*Exercise instructions:* Reproduce the full listing below unchanged, apart from the pictures.

Dataset entries

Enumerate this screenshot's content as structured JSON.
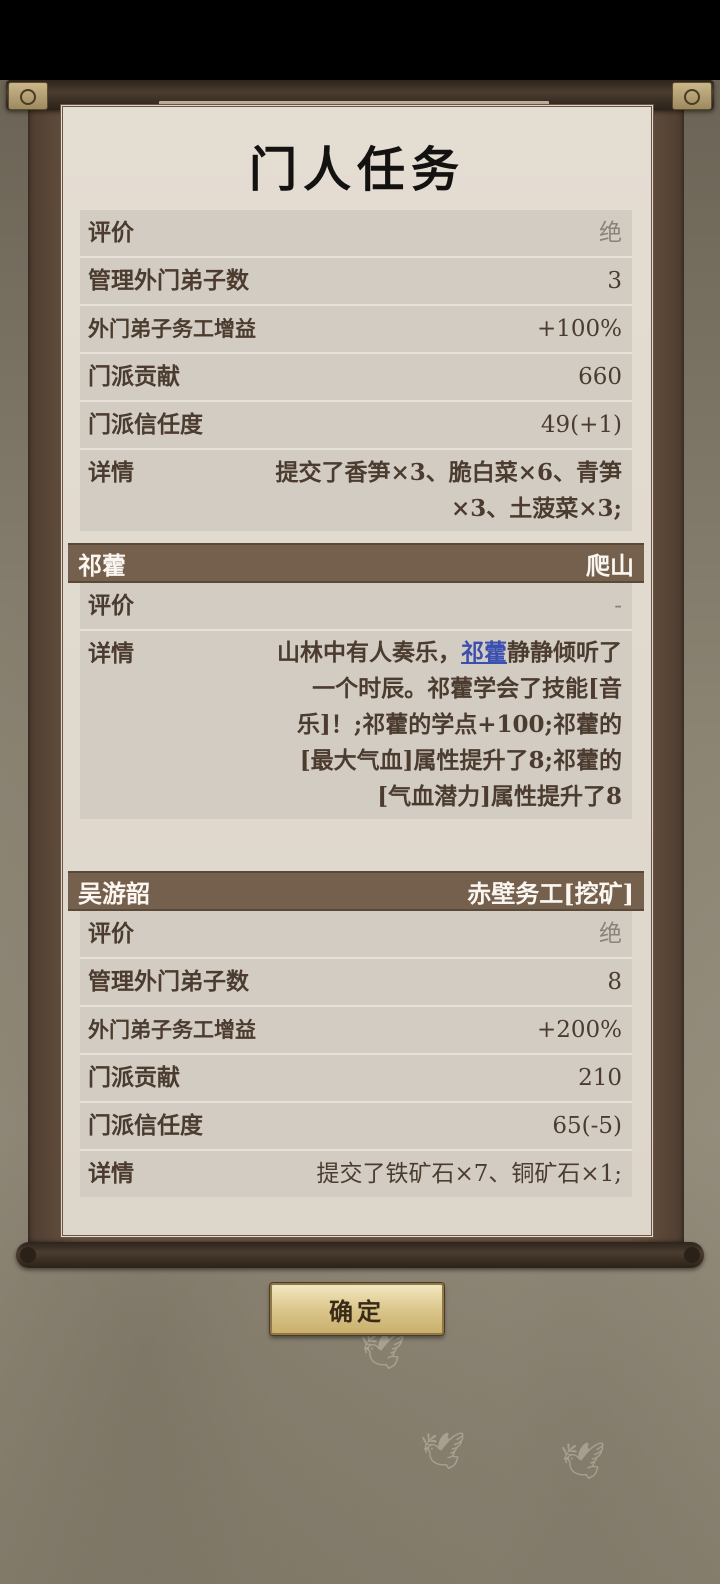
{
  "title": "门人任务",
  "sections": [
    {
      "header_name": "",
      "header_task": "",
      "rows": [
        {
          "label": "评价",
          "value": "绝"
        },
        {
          "label": "管理外门弟子数",
          "value": "3"
        },
        {
          "label": "外门弟子务工增益",
          "value": "+100%"
        },
        {
          "label": "门派贡献",
          "value": "660"
        },
        {
          "label": "门派信任度",
          "value": "49(+1)"
        },
        {
          "label": "详情",
          "value": "提交了香笋×3、脆白菜×6、青笋×3、土菠菜×3;"
        }
      ]
    },
    {
      "header_name": "祁藿",
      "header_task": "爬山",
      "rows": [
        {
          "label": "评价",
          "value": "-"
        },
        {
          "label": "详情",
          "value_prefix": "山林中有人奏乐，",
          "value_link": "祁藿",
          "value_suffix": "静静倾听了一个时辰。祁藿学会了技能[音乐]！;祁藿的学点+100;祁藿的[最大气血]属性提升了8;祁藿的[气血潜力]属性提升了8"
        }
      ]
    },
    {
      "header_name": "吴游韶",
      "header_task": "赤壁务工[挖矿]",
      "rows": [
        {
          "label": "评价",
          "value": "绝"
        },
        {
          "label": "管理外门弟子数",
          "value": "8"
        },
        {
          "label": "外门弟子务工增益",
          "value": "+200%"
        },
        {
          "label": "门派贡献",
          "value": "210"
        },
        {
          "label": "门派信任度",
          "value": "65(-5)"
        },
        {
          "label": "详情",
          "value": "提交了铁矿石×7、铜矿石×1;"
        }
      ]
    }
  ],
  "confirm_label": "确定",
  "icons": {
    "rod_cap": "scroll-rod-cap-icon",
    "bird": "crane-decoration-icon"
  }
}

*Worked answer:*
Enumerate this screenshot's content as structured JSON.
{
  "title": "门人任务",
  "sections": [
    {
      "header_name": "",
      "header_task": "",
      "rows": [
        {
          "label": "评价",
          "value": "绝"
        },
        {
          "label": "管理外门弟子数",
          "value": "3"
        },
        {
          "label": "外门弟子务工增益",
          "value": "+100%"
        },
        {
          "label": "门派贡献",
          "value": "660"
        },
        {
          "label": "门派信任度",
          "value": "49(+1)"
        },
        {
          "label": "详情",
          "value": "提交了香笋×3、脆白菜×6、青笋×3、土菠菜×3;"
        }
      ]
    },
    {
      "header_name": "祁藿",
      "header_task": "爬山",
      "rows": [
        {
          "label": "评价",
          "value": "-"
        },
        {
          "label": "详情",
          "value_prefix": "山林中有人奏乐，",
          "value_link": "祁藿",
          "value_suffix": "静静倾听了一个时辰。祁藿学会了技能[音乐]！;祁藿的学点+100;祁藿的[最大气血]属性提升了8;祁藿的[气血潜力]属性提升了8"
        }
      ]
    },
    {
      "header_name": "吴游韶",
      "header_task": "赤壁务工[挖矿]",
      "rows": [
        {
          "label": "评价",
          "value": "绝"
        },
        {
          "label": "管理外门弟子数",
          "value": "8"
        },
        {
          "label": "外门弟子务工增益",
          "value": "+200%"
        },
        {
          "label": "门派贡献",
          "value": "210"
        },
        {
          "label": "门派信任度",
          "value": "65(-5)"
        },
        {
          "label": "详情",
          "value": "提交了铁矿石×7、铜矿石×1;"
        }
      ]
    }
  ],
  "confirm_label": "确定",
  "icons": {
    "rod_cap": "scroll-rod-cap-icon",
    "bird": "crane-decoration-icon"
  }
}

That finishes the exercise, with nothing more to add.